### TASK BRIEF
How many lines of the data below contain the string "badge"? Case counts. Reply with the number alone.

########################################

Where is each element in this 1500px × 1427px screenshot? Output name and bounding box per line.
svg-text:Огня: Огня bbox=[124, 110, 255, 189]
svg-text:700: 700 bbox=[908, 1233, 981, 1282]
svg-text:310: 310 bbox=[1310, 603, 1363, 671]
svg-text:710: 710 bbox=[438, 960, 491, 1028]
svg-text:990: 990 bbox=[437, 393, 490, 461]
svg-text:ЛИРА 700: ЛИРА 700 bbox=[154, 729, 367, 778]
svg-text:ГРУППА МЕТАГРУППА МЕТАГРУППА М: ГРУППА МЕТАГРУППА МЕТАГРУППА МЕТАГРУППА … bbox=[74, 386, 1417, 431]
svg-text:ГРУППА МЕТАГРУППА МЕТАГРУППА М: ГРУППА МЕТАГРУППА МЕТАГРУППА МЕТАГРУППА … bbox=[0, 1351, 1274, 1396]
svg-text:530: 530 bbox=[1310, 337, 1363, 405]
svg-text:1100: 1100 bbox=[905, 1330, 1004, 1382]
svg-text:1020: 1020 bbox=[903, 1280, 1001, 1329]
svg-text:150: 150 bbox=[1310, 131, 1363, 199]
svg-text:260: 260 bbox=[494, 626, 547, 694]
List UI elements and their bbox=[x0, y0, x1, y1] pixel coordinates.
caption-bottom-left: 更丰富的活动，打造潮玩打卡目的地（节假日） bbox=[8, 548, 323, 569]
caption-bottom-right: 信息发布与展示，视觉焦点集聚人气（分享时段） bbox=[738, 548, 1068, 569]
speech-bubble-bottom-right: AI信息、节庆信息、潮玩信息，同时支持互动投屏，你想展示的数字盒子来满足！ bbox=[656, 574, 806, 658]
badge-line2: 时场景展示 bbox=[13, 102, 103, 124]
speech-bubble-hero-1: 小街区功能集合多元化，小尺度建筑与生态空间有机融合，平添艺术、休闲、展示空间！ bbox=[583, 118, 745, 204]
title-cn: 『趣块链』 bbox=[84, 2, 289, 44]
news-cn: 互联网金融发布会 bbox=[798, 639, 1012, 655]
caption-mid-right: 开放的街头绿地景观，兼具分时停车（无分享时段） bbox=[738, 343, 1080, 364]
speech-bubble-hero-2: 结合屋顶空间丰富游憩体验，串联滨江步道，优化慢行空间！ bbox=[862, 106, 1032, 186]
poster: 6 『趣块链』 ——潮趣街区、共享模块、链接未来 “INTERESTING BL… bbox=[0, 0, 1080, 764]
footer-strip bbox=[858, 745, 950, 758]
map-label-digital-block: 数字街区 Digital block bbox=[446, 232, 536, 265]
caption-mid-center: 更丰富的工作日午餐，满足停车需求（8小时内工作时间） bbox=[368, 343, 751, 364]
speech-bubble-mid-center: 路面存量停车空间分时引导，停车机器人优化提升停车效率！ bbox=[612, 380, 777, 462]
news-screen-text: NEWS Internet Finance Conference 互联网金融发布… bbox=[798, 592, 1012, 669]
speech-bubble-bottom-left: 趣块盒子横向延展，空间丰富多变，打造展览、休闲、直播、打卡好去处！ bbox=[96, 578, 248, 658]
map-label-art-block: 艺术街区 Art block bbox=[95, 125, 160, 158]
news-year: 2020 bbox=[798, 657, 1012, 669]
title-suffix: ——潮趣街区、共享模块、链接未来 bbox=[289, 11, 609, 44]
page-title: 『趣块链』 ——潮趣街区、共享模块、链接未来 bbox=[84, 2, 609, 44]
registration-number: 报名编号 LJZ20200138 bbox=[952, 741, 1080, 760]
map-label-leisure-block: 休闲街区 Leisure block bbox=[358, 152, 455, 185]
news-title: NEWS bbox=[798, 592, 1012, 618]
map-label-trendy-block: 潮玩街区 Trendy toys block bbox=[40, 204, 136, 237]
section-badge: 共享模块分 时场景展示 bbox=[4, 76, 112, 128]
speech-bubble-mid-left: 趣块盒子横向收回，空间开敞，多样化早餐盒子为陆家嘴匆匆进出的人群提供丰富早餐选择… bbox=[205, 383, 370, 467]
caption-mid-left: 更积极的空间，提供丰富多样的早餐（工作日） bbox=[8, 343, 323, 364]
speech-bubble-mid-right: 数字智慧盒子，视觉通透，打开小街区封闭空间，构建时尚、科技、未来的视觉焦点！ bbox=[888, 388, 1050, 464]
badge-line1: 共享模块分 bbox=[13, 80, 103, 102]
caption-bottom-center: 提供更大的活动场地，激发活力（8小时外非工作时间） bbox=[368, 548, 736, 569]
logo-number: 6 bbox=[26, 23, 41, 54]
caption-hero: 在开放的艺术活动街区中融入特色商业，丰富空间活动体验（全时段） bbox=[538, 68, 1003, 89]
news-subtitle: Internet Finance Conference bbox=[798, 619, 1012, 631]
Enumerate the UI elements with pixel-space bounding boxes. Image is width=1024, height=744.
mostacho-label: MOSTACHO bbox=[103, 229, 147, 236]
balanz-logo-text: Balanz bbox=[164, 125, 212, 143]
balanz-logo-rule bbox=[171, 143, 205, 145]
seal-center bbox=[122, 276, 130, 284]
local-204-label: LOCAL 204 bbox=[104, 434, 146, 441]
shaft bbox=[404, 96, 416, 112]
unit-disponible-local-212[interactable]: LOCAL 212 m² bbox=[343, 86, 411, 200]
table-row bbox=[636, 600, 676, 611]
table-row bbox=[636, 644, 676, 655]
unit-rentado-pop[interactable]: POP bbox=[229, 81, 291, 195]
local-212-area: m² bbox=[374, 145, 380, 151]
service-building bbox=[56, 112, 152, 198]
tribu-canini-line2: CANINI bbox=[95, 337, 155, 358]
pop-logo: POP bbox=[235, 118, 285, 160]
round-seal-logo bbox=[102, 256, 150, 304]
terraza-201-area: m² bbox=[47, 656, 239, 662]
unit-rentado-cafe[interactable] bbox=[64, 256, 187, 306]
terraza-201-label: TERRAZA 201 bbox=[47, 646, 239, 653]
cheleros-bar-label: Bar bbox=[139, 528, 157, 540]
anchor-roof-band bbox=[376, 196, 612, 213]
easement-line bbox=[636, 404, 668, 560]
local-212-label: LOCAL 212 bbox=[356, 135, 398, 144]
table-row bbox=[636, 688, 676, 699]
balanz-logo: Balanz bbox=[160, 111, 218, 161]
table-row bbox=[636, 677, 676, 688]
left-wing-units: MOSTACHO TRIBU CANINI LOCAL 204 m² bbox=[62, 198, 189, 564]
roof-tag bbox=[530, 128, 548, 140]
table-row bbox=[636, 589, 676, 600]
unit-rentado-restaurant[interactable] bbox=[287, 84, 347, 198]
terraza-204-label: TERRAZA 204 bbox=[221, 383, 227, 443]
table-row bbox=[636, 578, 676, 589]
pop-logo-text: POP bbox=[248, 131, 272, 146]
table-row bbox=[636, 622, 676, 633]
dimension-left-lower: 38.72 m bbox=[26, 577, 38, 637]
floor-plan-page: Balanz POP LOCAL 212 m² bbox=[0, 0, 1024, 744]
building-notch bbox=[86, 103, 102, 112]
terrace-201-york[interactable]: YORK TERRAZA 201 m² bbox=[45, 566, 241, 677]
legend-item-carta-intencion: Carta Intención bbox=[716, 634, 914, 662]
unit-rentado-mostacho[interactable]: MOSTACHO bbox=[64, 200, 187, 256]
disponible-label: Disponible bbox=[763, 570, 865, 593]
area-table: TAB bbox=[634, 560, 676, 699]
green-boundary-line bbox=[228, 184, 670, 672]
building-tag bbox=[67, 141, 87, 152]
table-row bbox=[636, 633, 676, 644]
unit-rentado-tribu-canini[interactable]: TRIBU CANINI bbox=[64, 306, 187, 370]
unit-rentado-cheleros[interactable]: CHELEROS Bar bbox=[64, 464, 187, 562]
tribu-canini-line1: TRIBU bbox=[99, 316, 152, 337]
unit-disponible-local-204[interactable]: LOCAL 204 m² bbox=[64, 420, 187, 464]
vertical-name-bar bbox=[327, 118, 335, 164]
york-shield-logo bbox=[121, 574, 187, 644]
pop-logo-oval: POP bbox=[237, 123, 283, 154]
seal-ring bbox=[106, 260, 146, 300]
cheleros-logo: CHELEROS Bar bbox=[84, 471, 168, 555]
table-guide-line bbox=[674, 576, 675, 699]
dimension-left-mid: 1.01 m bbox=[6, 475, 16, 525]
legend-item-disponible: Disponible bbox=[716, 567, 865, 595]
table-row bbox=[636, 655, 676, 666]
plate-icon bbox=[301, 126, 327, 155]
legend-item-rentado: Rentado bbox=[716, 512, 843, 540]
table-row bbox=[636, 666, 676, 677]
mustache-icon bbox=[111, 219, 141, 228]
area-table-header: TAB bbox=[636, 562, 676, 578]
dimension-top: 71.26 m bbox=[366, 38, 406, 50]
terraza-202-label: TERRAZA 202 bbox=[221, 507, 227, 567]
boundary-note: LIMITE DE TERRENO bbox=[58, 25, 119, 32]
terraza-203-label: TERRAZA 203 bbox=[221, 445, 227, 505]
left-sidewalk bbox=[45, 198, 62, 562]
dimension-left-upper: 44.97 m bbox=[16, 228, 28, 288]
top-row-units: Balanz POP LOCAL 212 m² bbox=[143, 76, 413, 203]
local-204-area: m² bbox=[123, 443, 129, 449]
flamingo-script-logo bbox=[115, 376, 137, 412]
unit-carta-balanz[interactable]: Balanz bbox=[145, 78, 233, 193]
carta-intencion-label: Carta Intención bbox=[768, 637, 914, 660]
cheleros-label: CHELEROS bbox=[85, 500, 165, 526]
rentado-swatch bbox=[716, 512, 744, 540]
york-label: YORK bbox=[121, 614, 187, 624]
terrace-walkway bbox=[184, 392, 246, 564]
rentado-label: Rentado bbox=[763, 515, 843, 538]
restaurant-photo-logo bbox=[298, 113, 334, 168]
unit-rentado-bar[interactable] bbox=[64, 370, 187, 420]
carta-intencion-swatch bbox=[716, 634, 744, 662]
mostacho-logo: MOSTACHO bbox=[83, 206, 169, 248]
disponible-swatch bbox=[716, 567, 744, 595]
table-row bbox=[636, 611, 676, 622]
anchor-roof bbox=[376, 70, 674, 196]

########################################

### IN RESPONSE
3